**Required action 1**
Using the text on HIV in pregnancy, decide whether each statement agrees with it: (a) about a third of babies born to HIV-positive mothers are infected at birth; (b) HIV infection directly causes stillbirth; (c) children exposed to the medication in the womb have shown ill effects. For each, answer yes or no and quote the words that decide it.
**Required action 2**
According to the text on HIV in pregnancy, by how much is antiviral medication for an HIV-infected expectant mother estimated to cut the risk to the baby?
**Required action 3**
Write what comes next in the text on HIV in pregnancy, picking up after its last sentence.

##### Extract #####

HIV in Pregnancy
If an expectant mother suspects that she has been exposed to the HIV virus, what should she do?
It is important that her doctor is informed at once, and she will be given thorough counseling. This will normally lead to an offer for a test to check whether the infection has been passed on to her.
What is the importance of screening for the HIV infection in pregnancy?
Apart from the obvious longer-term benefit of the mother knowing whether she has the infection or not, there is the immediate issue of the newborn baby. Some expectant mothers, on learning that they are HIV positive, opt for termination of pregnancy. Those who opt to continue will need to explore the options available.
What are the options available to an HIV positive expectant mother who wishes to carry on with the pregnancy?
The mother will carry on with normal antenatal care until delivery. She will be advised to go on medication which has been shown to significantly reduce the chances of the baby acquiring the infection from the mother. For obvious reasons, the short- and long-term effects of these drugs to the baby are not fully understood, even though so far children exposed to them in the womb have shown no ill effects. There is a lot of research going on in this area and new management strategies are being developed all the time.
What percentage of babies acquire the infection from their mothers?
Figures differ from different centres but roughly a third of all babies will be infected when they are born. Antiviral medication to the HIV infected expectant mother is estimated to cut this risk by over two-thirds.
Does HIV infection lead to miscarriage or stillbirth?
There is no evidence that HIV infection could lead to either of these directly. If the infection was acquired a few years back, it may have advanced to full-blown AIDS which is, of course, characterized by recurrent infections, some of which may lead to miscarriage or preterm labour.

##### Given information #####

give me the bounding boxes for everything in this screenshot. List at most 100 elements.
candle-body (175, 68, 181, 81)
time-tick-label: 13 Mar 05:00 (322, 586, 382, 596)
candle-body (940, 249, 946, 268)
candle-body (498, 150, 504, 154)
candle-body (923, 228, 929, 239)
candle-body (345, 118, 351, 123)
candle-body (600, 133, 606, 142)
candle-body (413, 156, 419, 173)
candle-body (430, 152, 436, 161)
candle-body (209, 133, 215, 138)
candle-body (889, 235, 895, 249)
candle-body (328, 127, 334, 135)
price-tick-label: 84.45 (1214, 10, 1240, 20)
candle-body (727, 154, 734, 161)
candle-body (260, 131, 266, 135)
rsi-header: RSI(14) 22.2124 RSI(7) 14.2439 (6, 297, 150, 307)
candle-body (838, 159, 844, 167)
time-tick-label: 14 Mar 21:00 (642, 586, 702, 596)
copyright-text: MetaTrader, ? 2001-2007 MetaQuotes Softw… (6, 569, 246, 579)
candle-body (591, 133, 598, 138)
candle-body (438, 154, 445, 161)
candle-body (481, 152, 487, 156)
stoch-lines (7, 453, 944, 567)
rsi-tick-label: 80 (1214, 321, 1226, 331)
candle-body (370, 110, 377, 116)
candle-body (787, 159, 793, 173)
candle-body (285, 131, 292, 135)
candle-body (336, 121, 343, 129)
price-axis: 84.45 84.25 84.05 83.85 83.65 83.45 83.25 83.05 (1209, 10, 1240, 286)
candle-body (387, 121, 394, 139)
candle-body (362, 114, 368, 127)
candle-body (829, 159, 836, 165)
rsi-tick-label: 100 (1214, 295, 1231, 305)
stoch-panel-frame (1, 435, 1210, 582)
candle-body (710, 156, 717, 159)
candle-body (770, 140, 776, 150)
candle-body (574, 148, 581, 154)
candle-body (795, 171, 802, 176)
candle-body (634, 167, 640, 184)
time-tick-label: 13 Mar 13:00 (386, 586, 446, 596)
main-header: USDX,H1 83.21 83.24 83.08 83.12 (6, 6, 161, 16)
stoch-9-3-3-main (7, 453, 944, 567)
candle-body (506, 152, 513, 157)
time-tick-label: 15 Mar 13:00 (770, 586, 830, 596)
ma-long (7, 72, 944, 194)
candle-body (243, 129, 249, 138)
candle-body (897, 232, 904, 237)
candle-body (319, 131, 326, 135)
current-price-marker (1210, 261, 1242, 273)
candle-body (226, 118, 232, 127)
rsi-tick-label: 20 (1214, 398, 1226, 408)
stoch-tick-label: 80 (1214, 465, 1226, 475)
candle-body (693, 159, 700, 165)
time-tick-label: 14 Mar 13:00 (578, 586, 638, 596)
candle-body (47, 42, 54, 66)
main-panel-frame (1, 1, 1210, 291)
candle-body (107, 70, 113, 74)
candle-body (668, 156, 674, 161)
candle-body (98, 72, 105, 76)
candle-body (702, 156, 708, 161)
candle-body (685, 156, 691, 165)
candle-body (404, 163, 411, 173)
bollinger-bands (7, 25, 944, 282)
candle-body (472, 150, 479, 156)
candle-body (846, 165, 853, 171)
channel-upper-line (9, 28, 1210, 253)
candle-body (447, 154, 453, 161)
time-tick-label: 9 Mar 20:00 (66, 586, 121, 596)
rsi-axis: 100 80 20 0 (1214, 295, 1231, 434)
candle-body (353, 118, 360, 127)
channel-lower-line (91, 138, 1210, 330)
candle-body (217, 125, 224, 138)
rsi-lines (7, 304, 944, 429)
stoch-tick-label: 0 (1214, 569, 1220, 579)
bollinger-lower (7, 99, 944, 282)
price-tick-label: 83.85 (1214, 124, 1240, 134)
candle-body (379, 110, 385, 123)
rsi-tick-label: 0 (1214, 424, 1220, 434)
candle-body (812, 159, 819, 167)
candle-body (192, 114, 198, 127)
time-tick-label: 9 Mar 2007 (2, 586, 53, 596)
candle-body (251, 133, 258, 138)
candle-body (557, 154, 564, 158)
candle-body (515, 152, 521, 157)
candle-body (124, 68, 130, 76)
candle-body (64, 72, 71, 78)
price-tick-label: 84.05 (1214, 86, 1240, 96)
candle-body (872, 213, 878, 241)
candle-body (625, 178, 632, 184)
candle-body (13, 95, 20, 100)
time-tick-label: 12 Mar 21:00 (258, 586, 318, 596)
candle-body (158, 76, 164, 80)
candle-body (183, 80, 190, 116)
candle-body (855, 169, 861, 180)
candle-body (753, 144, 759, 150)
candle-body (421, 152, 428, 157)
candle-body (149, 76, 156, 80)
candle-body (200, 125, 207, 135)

#####

**Task answer 1**
(a) Yes: "roughly a third of all babies will be infected when they are born"
(b) No: "There is no evidence that HIV infection could lead to either of these directly."
(c) No: "so far children exposed to them in the womb have shown no ill effects"

**Task answer 2**
By over two-thirds.

**Task answer 3**
Can caesarean section reduce the rate of transmission of the virus from the mother to the baby?
There is now evidence that caesarean delivery confers a significant advantage in preventing HIV infection for the baby. This is the method of delivery that is, therefore, advocated for most mothers with the infection.
Medication is given at the time of delivery to reduce the risk even further.
Exceptions may be made in cases where the mother has been on therapeutic doses of anti-retrovirals and blood tests show that the viral load is very low or undetectable. In such a case, there is probably no advantage in performing a caesarean section and a vaginal delivery can definitely be preferable.
What is the effect of pregnancy on the disease itself?
A number of early studies did suggest that pregnancy may accelerate the progression of the disease to full-blown AIDS. Better-controlled subsequent studies have failed to support this claim.
What is the advice regarding breast-feeding?
In developed countries, the advice is to avoid breast-feeding. This is because there is a small but real risk of transmitting the virus to the baby via breast-milk. In the presence of good substitutes, the risk is not considered worth taking.